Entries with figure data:

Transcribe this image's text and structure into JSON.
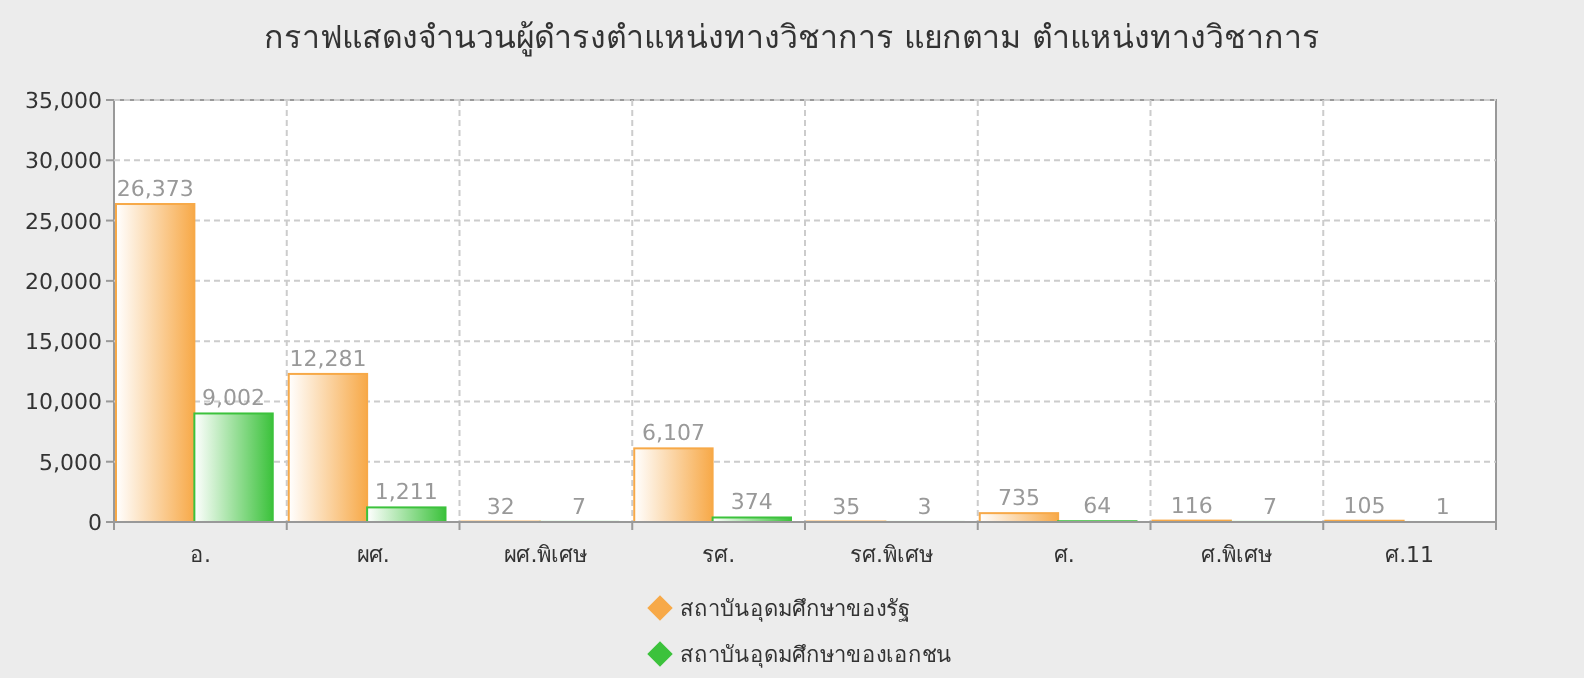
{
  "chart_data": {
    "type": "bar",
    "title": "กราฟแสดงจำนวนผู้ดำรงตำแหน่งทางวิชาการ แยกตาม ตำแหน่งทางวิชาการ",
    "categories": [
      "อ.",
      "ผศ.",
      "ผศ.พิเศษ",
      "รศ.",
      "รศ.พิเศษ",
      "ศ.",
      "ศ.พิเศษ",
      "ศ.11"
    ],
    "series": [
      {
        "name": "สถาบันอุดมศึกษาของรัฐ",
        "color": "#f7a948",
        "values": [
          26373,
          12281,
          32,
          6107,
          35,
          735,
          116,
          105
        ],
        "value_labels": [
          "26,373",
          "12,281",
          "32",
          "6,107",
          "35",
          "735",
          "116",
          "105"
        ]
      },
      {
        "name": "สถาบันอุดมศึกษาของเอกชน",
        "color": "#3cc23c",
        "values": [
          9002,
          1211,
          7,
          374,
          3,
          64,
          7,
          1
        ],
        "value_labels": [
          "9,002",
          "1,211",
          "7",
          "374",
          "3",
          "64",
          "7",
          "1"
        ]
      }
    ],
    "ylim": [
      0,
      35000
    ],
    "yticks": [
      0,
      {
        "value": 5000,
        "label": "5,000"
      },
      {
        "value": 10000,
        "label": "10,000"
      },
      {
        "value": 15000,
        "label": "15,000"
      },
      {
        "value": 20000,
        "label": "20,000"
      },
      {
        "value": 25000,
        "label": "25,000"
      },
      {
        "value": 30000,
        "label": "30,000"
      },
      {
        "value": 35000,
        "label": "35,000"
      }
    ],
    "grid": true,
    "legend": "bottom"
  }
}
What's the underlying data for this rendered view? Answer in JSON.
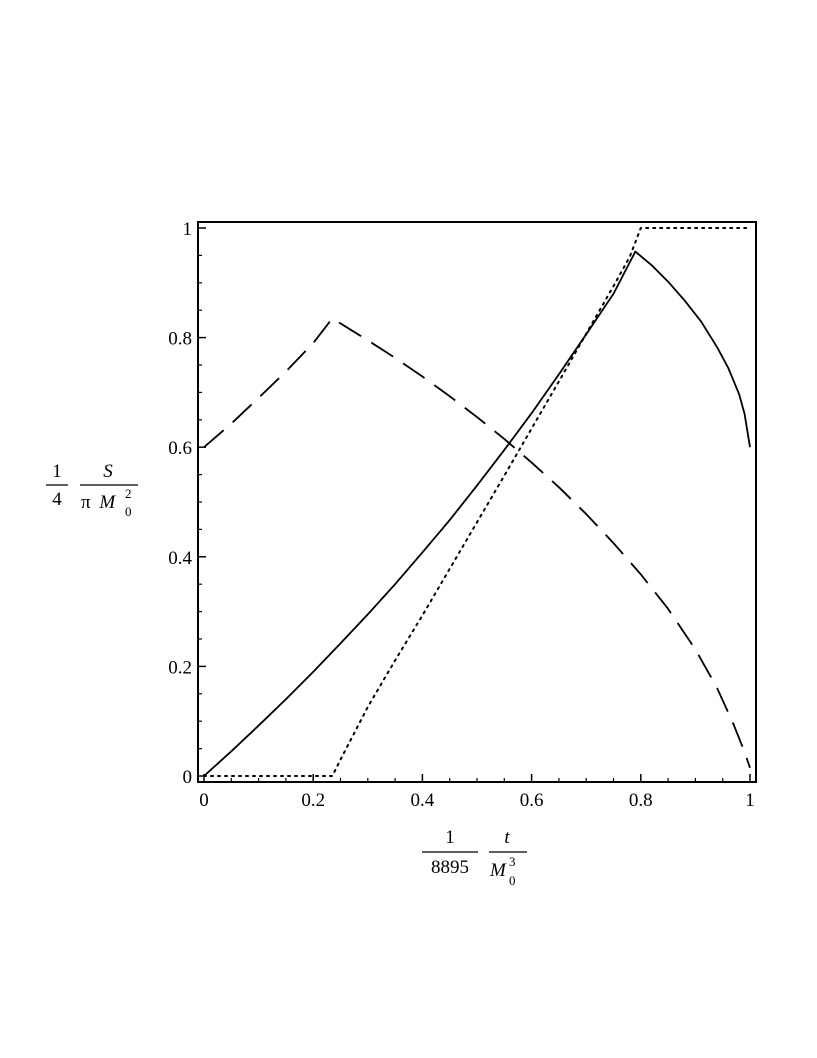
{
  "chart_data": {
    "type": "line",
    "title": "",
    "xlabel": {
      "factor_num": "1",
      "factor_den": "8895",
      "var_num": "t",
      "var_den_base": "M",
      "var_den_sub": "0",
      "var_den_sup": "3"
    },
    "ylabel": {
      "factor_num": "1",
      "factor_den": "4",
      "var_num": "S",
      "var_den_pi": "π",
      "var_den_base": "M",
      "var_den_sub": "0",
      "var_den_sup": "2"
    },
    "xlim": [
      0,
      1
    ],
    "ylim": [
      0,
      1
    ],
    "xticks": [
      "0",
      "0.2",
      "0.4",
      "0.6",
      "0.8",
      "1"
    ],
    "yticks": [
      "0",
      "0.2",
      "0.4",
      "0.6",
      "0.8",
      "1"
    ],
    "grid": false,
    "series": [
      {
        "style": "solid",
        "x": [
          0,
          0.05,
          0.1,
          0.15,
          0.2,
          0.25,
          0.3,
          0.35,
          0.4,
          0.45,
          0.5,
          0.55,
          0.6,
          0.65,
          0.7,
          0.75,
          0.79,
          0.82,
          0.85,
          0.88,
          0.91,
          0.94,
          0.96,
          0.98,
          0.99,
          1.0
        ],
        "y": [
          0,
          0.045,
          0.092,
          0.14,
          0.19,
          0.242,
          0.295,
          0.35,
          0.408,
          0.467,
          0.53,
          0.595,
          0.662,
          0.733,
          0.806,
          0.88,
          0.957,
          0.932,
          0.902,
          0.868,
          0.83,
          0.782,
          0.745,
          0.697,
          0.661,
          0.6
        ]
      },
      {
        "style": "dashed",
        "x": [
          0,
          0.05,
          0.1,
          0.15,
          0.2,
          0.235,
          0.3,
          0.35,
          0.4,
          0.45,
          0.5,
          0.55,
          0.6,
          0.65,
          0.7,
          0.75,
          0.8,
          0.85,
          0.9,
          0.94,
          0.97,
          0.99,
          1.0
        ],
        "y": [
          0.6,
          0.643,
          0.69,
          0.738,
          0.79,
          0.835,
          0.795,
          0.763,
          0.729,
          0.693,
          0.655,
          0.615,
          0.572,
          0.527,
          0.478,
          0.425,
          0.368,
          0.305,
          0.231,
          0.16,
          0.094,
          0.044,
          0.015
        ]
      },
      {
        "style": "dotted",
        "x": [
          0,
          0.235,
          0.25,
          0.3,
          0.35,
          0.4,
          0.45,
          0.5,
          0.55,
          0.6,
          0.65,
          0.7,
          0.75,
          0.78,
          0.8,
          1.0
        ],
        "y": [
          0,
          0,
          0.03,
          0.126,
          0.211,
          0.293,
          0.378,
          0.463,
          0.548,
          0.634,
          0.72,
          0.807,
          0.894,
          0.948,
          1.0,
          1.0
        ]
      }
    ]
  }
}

* _WHAT YOU WILL DO_
Transcribe every line from the records above without alteration, and leave out the images.

* _ANSWER FOR THE TASK_
Transcribe this image's text and structure into JSON.
{
  "chart_data": {
    "type": "bar",
    "title": "กราฟแสดงจำนวนผู้ดำรงตำแหน่งทางวิชาการ แยกตาม ตำแหน่งทางวิชาการ",
    "categories": [
      "อ.",
      "ผศ.",
      "ผศ.พิเศษ",
      "รศ.",
      "รศ.พิเศษ",
      "ศ.",
      "ศ.พิเศษ",
      "ศ.11"
    ],
    "series": [
      {
        "name": "สถาบันอุดมศึกษาของรัฐ",
        "color": "#f7a948",
        "values": [
          26373,
          12281,
          32,
          6107,
          35,
          735,
          116,
          105
        ],
        "value_labels": [
          "26,373",
          "12,281",
          "32",
          "6,107",
          "35",
          "735",
          "116",
          "105"
        ]
      },
      {
        "name": "สถาบันอุดมศึกษาของเอกชน",
        "color": "#3cc23c",
        "values": [
          9002,
          1211,
          7,
          374,
          3,
          64,
          7,
          1
        ],
        "value_labels": [
          "9,002",
          "1,211",
          "7",
          "374",
          "3",
          "64",
          "7",
          "1"
        ]
      }
    ],
    "ylim": [
      0,
      35000
    ],
    "yticks": [
      0,
      {
        "value": 5000,
        "label": "5,000"
      },
      {
        "value": 10000,
        "label": "10,000"
      },
      {
        "value": 15000,
        "label": "15,000"
      },
      {
        "value": 20000,
        "label": "20,000"
      },
      {
        "value": 25000,
        "label": "25,000"
      },
      {
        "value": 30000,
        "label": "30,000"
      },
      {
        "value": 35000,
        "label": "35,000"
      }
    ],
    "grid": true,
    "legend": "bottom"
  }
}
What's the underlying data for this rendered view? Answer in JSON.
{
  "chart_data": {
    "type": "line",
    "title": "",
    "xlabel": {
      "factor_num": "1",
      "factor_den": "8895",
      "var_num": "t",
      "var_den_base": "M",
      "var_den_sub": "0",
      "var_den_sup": "3"
    },
    "ylabel": {
      "factor_num": "1",
      "factor_den": "4",
      "var_num": "S",
      "var_den_pi": "π",
      "var_den_base": "M",
      "var_den_sub": "0",
      "var_den_sup": "2"
    },
    "xlim": [
      0,
      1
    ],
    "ylim": [
      0,
      1
    ],
    "xticks": [
      "0",
      "0.2",
      "0.4",
      "0.6",
      "0.8",
      "1"
    ],
    "yticks": [
      "0",
      "0.2",
      "0.4",
      "0.6",
      "0.8",
      "1"
    ],
    "grid": false,
    "series": [
      {
        "style": "solid",
        "x": [
          0,
          0.05,
          0.1,
          0.15,
          0.2,
          0.25,
          0.3,
          0.35,
          0.4,
          0.45,
          0.5,
          0.55,
          0.6,
          0.65,
          0.7,
          0.75,
          0.79,
          0.82,
          0.85,
          0.88,
          0.91,
          0.94,
          0.96,
          0.98,
          0.99,
          1.0
        ],
        "y": [
          0,
          0.045,
          0.092,
          0.14,
          0.19,
          0.242,
          0.295,
          0.35,
          0.408,
          0.467,
          0.53,
          0.595,
          0.662,
          0.733,
          0.806,
          0.88,
          0.957,
          0.932,
          0.902,
          0.868,
          0.83,
          0.782,
          0.745,
          0.697,
          0.661,
          0.6
        ]
      },
      {
        "style": "dashed",
        "x": [
          0,
          0.05,
          0.1,
          0.15,
          0.2,
          0.235,
          0.3,
          0.35,
          0.4,
          0.45,
          0.5,
          0.55,
          0.6,
          0.65,
          0.7,
          0.75,
          0.8,
          0.85,
          0.9,
          0.94,
          0.97,
          0.99,
          1.0
        ],
        "y": [
          0.6,
          0.643,
          0.69,
          0.738,
          0.79,
          0.835,
          0.795,
          0.763,
          0.729,
          0.693,
          0.655,
          0.615,
          0.572,
          0.527,
          0.478,
          0.425,
          0.368,
          0.305,
          0.231,
          0.16,
          0.094,
          0.044,
          0.015
        ]
      },
      {
        "style": "dotted",
        "x": [
          0,
          0.235,
          0.25,
          0.3,
          0.35,
          0.4,
          0.45,
          0.5,
          0.55,
          0.6,
          0.65,
          0.7,
          0.75,
          0.78,
          0.8,
          1.0
        ],
        "y": [
          0,
          0,
          0.03,
          0.126,
          0.211,
          0.293,
          0.378,
          0.463,
          0.548,
          0.634,
          0.72,
          0.807,
          0.894,
          0.948,
          1.0,
          1.0
        ]
      }
    ]
  }
}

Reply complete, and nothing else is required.